**Article**
((

No problem. It's best to discuss the details now :). I think the print_lock exclusive accesses are in the same shareability domain, because they are accessed after enable_mmu() on all cores, with the same MMU/cache attributes. Also, we enable both ISH and OSH shareability in the translation tables

I'm lost. is the scenario you describe is with my dc cvac, w/a or with the early enable_mmu fix ?

I meant this PR as it is at this moment, without early MMU enable or other changes.

My question is why that works, as it triggers the corner case I'm concerned about. (Cached data shadowing uncached writes.)

using my w/a the sequence is:
[...]
that's probably why I see it OK at my end;

I don't know what you mean with "w/a", but the pop I mean is the return from the function call, not retrieving the arguments passed from core 0, that's always fine.

If you mean enabling caches without enabling the MMU, that should work for L2 as that's PIPT. Not entirely sure how that interacts with a VIPT L1 cache though, that might be implementation defined.

now if there is an issue about the cache not being invalidated after the clean, I can use "dc civac" instead of "dc cvac"

No, that would only hide the issue, as speculative reads at the wrong moment have the same effect. Better to always trigger the scenario so it breaks immediately when something changes, instead of once in a blue moon.

My question is why that works, as it triggers the corner case I'm concerned about. (Cached data shadowing uncached writes.)

It should only work if, when returning from the last call that enables the MMU, no (important) registers were pushed to stack and only LR is used to return. If LR got pushed when entering the MMU enable function, on leave, if we pop that value from cache, LR should contain an invalid (cached) value. That's okay as long as we don't do another return, but seems somewhat precarious. E.g. it may only work when compiling with optimisations enabled.

Same for other registers, but with so many registers on AARch64 that's unlikely, so it's mostly the return stack that's of concern.

That's why I said above that writing to stack isn't save with MMU disabled. I don't mean the arguments passed from core 0 to secondary cores, I meant stack writes done by the secondary cores themselves.

OK, sorry, You were talking about the ABI pop, I was still with the 'logical_cpu' pop... I see your point now.

It might be a stupid question, but how can we have a cache conflict between the main core stack and other core's ? they are not at the same address. (not even in the same cache line), and if they did because of cache associativity, one of them would be evicted.

... or the clean and invalidate of the cache clears out L2 too, ???

I think this the case : doing a full clean cache enforces what ARM calls PoC, and this is called from el2_mmu_enable->el2_mmu_disable->flush_dcache

So I see the sequence as your sequence now as

Core 0: Write data to core 1's stack, bringing it into L1/L2.

))

**Exercise material**

((

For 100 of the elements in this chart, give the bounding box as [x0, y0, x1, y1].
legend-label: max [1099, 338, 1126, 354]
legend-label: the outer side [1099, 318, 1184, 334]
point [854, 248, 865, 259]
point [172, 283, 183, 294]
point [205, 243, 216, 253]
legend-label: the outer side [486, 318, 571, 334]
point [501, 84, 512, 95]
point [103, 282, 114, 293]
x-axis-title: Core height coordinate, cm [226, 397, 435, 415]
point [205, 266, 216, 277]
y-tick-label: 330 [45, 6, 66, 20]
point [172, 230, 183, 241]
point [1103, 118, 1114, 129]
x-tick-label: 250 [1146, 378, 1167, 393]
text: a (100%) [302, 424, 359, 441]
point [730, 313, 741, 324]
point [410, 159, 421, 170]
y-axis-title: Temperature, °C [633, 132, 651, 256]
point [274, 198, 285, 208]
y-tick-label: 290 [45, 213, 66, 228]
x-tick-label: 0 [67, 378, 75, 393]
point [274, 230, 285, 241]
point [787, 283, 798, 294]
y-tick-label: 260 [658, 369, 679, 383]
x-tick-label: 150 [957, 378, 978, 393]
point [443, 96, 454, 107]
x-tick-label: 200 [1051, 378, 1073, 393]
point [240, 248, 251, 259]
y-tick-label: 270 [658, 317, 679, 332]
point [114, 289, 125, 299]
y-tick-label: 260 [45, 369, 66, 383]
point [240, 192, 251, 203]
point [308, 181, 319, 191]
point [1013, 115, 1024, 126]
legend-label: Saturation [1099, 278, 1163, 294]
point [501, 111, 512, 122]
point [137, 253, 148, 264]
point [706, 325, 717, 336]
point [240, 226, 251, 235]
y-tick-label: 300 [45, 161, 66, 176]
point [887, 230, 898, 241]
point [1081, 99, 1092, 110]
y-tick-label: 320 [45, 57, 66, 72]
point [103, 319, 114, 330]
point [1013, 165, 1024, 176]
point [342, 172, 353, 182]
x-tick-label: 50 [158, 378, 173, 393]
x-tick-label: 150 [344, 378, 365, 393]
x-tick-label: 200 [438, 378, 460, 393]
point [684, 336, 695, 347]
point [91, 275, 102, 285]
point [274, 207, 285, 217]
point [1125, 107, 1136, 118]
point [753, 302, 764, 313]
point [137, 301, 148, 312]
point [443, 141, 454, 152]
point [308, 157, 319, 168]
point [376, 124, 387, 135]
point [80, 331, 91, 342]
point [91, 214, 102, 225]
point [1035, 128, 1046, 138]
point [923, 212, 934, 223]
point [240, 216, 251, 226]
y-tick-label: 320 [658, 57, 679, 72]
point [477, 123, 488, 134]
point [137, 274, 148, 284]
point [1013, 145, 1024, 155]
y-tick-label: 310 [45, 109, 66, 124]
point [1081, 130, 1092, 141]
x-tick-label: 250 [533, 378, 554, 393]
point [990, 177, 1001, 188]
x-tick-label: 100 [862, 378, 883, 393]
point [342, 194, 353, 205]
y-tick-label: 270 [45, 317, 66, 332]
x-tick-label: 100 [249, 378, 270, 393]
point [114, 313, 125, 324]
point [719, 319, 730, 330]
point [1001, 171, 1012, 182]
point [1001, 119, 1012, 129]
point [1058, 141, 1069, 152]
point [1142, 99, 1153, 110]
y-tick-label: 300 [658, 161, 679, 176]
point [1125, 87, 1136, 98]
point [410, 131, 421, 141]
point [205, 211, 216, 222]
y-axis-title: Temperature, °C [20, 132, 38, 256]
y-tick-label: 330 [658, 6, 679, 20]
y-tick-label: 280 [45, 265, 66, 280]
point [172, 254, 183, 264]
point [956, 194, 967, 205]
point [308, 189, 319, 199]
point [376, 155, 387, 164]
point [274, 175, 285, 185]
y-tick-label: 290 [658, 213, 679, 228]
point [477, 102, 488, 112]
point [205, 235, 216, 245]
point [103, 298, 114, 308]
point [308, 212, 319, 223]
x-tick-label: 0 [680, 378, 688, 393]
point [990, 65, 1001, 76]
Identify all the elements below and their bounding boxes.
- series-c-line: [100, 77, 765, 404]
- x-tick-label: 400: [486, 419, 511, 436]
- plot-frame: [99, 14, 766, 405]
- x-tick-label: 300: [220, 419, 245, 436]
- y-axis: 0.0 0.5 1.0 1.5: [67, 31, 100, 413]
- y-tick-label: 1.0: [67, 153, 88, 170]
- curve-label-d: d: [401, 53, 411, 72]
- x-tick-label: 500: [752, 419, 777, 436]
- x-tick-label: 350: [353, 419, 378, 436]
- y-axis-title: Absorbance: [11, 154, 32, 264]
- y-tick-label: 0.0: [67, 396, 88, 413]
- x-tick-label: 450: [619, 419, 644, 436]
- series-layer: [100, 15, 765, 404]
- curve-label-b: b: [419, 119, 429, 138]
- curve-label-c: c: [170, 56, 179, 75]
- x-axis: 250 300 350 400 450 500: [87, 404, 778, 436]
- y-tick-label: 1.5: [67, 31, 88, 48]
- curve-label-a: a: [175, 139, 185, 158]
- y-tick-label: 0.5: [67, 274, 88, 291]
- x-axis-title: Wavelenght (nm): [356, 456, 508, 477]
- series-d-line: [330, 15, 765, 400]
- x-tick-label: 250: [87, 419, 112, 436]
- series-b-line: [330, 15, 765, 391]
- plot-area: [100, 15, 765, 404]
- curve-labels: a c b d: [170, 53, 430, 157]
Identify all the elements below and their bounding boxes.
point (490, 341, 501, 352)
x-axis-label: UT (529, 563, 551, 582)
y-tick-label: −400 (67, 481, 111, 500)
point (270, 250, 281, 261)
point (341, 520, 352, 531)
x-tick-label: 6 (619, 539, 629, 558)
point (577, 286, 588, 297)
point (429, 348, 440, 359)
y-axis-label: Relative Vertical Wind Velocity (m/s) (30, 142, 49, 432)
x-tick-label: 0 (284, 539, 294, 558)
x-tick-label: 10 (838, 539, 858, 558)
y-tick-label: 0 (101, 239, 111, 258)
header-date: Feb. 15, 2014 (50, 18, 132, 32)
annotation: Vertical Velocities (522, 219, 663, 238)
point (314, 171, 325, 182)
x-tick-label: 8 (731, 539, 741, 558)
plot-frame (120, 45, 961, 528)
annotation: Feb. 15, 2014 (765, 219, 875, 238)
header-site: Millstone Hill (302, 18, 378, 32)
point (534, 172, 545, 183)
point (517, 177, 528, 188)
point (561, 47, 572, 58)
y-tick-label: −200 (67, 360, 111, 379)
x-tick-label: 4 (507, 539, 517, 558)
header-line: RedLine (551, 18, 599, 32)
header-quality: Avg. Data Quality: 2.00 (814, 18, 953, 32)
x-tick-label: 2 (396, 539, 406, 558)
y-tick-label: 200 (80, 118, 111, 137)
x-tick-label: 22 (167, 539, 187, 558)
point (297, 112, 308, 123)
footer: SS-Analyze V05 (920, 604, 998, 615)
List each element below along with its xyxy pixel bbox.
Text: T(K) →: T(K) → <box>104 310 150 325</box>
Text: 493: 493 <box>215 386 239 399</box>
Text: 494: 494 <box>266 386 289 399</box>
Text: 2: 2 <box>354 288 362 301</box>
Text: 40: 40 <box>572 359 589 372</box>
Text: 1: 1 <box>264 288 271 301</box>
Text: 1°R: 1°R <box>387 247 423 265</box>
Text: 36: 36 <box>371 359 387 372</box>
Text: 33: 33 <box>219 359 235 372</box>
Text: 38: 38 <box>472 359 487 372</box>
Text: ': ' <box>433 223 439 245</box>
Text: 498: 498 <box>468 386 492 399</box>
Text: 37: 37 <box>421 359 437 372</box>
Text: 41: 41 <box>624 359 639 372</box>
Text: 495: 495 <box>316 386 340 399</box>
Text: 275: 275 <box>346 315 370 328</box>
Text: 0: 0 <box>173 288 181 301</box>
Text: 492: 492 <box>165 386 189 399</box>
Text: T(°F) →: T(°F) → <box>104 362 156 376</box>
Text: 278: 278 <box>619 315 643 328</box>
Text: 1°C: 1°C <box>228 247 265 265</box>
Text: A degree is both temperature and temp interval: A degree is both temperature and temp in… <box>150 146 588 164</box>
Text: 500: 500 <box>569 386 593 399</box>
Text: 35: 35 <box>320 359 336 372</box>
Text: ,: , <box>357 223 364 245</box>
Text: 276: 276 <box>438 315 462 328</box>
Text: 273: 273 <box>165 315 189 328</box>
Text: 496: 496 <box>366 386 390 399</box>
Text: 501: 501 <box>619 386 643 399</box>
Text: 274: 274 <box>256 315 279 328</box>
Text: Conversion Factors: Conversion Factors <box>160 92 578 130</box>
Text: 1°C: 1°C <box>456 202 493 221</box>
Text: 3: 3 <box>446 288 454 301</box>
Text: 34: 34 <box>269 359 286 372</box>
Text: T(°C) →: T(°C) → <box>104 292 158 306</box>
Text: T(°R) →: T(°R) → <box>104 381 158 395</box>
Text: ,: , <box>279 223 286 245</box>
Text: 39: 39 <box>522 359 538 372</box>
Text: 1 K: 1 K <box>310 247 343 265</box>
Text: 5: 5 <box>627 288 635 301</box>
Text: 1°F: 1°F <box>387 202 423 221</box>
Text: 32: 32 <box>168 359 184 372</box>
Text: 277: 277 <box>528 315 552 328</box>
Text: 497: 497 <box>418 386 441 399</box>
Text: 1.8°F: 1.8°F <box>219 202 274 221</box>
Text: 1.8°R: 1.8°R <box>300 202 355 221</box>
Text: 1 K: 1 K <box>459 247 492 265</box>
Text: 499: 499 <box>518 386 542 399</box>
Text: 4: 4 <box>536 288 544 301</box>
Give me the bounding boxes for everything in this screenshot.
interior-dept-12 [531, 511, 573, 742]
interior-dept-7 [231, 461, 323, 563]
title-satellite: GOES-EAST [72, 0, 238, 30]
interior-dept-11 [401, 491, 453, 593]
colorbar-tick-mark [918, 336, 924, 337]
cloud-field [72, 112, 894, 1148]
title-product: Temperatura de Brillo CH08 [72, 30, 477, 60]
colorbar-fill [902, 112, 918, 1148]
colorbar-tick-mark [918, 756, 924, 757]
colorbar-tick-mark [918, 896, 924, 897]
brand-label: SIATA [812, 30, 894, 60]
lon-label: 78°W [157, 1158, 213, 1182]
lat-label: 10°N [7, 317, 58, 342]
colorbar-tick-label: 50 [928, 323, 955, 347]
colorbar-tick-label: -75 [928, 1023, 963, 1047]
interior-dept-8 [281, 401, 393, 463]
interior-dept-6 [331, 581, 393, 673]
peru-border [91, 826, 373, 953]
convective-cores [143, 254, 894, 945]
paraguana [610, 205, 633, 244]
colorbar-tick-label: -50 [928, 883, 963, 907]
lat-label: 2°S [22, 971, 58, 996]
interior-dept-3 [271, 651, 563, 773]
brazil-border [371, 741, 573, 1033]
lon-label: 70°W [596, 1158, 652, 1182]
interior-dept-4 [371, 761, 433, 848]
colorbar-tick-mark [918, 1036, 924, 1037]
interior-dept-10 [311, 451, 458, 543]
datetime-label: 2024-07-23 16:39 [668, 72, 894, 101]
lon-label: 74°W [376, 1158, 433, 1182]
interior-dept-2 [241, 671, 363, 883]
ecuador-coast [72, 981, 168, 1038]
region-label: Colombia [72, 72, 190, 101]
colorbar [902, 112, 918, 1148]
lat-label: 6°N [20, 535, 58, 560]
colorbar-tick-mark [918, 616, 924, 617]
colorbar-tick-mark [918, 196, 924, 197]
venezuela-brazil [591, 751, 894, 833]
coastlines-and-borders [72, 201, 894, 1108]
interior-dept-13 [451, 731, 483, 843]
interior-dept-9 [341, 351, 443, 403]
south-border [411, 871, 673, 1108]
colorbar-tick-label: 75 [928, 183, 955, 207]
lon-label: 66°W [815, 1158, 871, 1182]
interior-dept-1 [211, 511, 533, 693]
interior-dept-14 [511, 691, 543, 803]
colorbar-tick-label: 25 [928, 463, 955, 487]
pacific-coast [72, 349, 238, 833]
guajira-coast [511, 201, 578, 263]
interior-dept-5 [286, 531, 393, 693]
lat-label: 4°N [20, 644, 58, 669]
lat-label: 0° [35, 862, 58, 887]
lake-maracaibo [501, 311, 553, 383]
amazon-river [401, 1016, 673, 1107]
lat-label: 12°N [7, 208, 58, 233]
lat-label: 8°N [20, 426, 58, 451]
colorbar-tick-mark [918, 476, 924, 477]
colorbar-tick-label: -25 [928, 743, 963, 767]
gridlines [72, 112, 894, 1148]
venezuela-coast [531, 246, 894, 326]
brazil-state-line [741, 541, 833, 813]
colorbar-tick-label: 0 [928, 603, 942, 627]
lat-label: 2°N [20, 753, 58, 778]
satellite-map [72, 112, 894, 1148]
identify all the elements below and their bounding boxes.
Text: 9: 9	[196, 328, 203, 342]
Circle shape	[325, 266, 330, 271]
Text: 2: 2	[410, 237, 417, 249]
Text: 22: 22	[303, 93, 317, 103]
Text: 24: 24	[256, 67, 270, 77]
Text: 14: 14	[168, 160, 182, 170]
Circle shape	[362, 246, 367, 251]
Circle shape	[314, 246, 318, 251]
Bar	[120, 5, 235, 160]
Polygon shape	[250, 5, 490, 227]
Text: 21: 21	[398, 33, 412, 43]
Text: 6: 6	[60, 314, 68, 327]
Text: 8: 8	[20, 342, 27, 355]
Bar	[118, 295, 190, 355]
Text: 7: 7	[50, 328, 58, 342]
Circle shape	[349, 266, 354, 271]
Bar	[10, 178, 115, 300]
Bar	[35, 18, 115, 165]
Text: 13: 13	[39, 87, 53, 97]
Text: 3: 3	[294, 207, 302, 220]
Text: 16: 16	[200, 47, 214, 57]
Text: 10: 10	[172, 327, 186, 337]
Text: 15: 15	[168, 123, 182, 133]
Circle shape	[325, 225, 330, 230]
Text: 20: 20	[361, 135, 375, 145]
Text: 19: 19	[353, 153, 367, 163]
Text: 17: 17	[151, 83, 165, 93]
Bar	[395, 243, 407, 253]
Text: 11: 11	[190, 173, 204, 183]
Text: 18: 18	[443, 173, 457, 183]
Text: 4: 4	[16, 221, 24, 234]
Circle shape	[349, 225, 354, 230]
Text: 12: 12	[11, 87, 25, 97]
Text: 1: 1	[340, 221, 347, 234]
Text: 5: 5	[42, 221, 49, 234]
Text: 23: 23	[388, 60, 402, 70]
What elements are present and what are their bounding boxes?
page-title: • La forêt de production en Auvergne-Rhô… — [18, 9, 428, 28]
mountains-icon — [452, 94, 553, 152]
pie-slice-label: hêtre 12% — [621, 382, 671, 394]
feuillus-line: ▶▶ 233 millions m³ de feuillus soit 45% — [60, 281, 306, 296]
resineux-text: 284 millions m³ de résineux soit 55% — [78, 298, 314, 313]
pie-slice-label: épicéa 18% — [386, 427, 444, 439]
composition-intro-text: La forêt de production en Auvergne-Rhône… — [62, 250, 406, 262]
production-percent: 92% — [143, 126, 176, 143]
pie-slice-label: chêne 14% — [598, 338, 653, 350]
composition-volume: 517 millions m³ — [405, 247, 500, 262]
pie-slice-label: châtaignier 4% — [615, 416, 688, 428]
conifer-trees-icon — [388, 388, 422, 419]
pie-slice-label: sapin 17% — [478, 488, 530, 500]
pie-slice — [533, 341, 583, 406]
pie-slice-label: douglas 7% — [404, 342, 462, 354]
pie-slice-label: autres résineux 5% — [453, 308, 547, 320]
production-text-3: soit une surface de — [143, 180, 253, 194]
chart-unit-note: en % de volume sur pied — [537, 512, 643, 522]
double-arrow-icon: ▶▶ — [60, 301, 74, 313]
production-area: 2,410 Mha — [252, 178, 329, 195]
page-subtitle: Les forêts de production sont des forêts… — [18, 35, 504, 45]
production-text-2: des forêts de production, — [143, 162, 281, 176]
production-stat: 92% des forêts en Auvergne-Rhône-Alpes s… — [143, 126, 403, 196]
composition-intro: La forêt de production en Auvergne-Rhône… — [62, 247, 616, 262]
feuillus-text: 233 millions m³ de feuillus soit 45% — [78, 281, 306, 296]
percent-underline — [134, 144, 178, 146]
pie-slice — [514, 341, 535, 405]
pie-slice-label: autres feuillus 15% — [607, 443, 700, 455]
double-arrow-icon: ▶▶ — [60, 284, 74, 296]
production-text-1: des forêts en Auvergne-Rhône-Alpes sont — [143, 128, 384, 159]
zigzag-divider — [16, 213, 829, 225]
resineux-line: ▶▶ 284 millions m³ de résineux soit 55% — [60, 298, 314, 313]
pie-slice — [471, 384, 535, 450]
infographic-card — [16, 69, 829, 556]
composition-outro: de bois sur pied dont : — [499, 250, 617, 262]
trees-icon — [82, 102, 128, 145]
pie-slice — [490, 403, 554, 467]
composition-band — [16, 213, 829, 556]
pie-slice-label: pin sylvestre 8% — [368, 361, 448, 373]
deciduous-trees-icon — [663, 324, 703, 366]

))

**To-do list**
1. Rewrite the part of the cache discussion starting at "using my w/a" and ending at "a blue moon.", substituting "memory management unit" for "MMU".
2. Retype the records word for word, starting at their first line and ending at the line that contains "point [137, 274, 148, 284]".

**Solutions to the exercise**
1.
using my w/a the sequence is:
[...]
that's probably why I see it OK at my end;

I don't know what you mean with "w/a", but the pop I mean is the return from the function call, not retrieving the arguments passed from core 0, that's always fine.

If you mean enabling caches without enabling the memory management unit, that should work for L2 as that's PIPT. Not entirely sure how that interacts with a VIPT L1 cache though, that might be implementation defined.

now if there is an issue about the cache not being invalidated after the clean, I can use "dc civac" instead of "dc cvac"

No, that would only hide the issue, as speculative reads at the wrong moment have the same effect. Better to always trigger the scenario so it breaks immediately when something changes, instead of once in a blue moon.

2.
For 100 of the elements in this chart, give the bounding box as [x0, y0, x1, y1].
legend-label: max [1099, 338, 1126, 354]
legend-label: the outer side [1099, 318, 1184, 334]
point [854, 248, 865, 259]
point [172, 283, 183, 294]
point [205, 243, 216, 253]
legend-label: the outer side [486, 318, 571, 334]
point [501, 84, 512, 95]
point [103, 282, 114, 293]
x-axis-title: Core height coordinate, cm [226, 397, 435, 415]
point [205, 266, 216, 277]
y-tick-label: 330 [45, 6, 66, 20]
point [172, 230, 183, 241]
point [1103, 118, 1114, 129]
x-tick-label: 250 [1146, 378, 1167, 393]
text: a (100%) [302, 424, 359, 441]
point [730, 313, 741, 324]
point [410, 159, 421, 170]
y-axis-title: Temperature, °C [633, 132, 651, 256]
point [274, 198, 285, 208]
y-tick-label: 290 [45, 213, 66, 228]
x-tick-label: 0 [67, 378, 75, 393]
point [274, 230, 285, 241]
point [787, 283, 798, 294]
y-tick-label: 260 [658, 369, 679, 383]
x-tick-label: 150 [957, 378, 978, 393]
point [443, 96, 454, 107]
x-tick-label: 200 [1051, 378, 1073, 393]
point [240, 248, 251, 259]
y-tick-label: 270 [658, 317, 679, 332]
point [114, 289, 125, 299]
y-tick-label: 260 [45, 369, 66, 383]
point [240, 192, 251, 203]
point [308, 181, 319, 191]
point [1013, 115, 1024, 126]
legend-label: Saturation [1099, 278, 1163, 294]
point [501, 111, 512, 122]
point [137, 253, 148, 264]
point [706, 325, 717, 336]
point [240, 226, 251, 235]
y-tick-label: 300 [45, 161, 66, 176]
point [887, 230, 898, 241]
point [1081, 99, 1092, 110]
y-tick-label: 320 [45, 57, 66, 72]
point [103, 319, 114, 330]
point [1013, 165, 1024, 176]
point [342, 172, 353, 182]
x-tick-label: 50 [158, 378, 173, 393]
x-tick-label: 150 [344, 378, 365, 393]
x-tick-label: 200 [438, 378, 460, 393]
point [684, 336, 695, 347]
point [91, 275, 102, 285]
point [274, 207, 285, 217]
point [1125, 107, 1136, 118]
point [753, 302, 764, 313]
point [137, 301, 148, 312]
point [443, 141, 454, 152]
point [308, 157, 319, 168]
point [376, 124, 387, 135]
point [80, 331, 91, 342]
point [91, 214, 102, 225]
point [1035, 128, 1046, 138]
point [923, 212, 934, 223]
point [240, 216, 251, 226]
y-tick-label: 320 [658, 57, 679, 72]
point [477, 123, 488, 134]
point [137, 274, 148, 284]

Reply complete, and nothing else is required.